• GIVEN TASK
From the entries below, copy every line where the string "this" appears.

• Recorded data
════════════════════
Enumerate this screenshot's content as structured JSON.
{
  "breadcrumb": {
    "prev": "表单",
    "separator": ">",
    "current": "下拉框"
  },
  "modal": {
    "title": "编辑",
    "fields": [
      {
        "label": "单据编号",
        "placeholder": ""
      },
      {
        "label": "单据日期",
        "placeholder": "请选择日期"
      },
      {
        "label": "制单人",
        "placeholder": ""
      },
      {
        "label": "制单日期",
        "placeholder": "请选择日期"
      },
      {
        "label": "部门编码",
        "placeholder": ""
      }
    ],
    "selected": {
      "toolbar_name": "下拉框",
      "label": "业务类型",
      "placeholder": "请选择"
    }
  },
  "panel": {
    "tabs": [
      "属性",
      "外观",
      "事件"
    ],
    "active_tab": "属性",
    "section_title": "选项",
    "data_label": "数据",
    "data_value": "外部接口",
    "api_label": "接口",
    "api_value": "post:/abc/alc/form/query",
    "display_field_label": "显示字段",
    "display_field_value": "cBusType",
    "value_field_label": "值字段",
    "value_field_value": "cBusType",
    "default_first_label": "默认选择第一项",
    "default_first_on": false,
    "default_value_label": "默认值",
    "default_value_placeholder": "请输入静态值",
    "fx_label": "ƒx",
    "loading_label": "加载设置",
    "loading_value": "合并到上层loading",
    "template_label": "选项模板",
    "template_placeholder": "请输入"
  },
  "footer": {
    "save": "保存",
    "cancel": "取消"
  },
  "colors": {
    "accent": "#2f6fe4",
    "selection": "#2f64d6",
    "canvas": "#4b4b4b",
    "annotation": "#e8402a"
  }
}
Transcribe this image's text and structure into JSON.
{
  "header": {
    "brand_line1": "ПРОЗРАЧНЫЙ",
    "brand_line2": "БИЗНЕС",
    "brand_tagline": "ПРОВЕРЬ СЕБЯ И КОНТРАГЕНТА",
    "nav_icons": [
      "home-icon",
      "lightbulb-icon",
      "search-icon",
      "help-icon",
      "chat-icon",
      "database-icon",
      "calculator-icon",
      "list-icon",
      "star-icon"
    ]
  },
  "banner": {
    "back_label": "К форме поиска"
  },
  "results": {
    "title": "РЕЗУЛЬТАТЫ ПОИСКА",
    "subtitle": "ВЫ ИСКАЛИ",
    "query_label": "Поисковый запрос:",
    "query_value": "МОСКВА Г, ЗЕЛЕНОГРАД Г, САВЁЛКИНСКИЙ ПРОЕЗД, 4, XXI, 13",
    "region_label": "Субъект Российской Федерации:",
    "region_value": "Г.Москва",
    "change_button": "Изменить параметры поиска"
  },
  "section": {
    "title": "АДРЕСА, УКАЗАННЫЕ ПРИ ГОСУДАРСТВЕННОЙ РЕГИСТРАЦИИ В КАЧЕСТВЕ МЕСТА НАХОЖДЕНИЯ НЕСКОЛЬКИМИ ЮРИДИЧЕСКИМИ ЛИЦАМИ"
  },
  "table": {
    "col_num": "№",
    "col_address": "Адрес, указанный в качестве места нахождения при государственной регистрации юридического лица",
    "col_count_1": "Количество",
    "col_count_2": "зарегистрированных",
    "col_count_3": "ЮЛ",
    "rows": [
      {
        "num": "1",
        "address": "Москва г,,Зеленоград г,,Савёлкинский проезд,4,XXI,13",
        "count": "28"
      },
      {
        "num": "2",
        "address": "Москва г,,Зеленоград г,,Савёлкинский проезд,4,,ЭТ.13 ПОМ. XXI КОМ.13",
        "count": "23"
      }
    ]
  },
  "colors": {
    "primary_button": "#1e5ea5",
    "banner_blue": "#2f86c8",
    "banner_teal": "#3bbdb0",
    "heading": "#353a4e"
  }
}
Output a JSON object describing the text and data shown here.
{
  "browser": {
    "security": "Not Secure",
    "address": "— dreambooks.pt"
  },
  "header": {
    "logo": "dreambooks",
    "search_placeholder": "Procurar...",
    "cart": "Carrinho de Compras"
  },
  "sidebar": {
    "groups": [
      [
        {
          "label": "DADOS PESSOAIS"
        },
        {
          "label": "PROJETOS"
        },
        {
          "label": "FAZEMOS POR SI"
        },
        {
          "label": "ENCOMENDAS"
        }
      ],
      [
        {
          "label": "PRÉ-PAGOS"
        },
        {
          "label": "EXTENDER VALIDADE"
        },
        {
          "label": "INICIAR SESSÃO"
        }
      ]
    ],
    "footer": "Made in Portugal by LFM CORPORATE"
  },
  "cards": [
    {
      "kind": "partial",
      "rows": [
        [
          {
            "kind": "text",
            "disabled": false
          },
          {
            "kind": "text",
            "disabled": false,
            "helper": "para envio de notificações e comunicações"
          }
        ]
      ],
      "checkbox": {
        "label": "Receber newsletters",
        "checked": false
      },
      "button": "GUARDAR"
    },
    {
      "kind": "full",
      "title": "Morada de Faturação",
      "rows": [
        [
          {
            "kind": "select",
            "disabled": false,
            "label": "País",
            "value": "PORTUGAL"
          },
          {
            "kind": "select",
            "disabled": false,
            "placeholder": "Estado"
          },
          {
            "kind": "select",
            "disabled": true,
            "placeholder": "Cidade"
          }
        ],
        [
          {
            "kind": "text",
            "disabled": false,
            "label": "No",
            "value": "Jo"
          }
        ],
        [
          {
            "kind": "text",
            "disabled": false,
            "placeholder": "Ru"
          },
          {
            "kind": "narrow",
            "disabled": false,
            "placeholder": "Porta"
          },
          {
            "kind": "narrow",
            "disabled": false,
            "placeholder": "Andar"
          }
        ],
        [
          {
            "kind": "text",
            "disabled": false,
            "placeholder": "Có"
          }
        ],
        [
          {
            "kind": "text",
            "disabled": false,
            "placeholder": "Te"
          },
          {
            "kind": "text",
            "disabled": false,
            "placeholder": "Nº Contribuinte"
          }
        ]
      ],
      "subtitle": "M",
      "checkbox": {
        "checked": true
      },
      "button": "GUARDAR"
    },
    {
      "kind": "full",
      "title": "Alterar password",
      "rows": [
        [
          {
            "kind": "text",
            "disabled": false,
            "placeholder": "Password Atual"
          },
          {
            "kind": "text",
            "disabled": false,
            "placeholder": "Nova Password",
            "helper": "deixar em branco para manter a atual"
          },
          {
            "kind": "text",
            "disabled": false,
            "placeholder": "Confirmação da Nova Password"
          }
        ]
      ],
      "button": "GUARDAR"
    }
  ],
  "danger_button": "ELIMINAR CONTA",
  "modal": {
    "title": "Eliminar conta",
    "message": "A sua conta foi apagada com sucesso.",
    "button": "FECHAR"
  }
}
════════════════════
• SOLVED EXERCISE
Enumerate this screenshot's content as structured JSON.
Transcribe this image's text and structure into JSON.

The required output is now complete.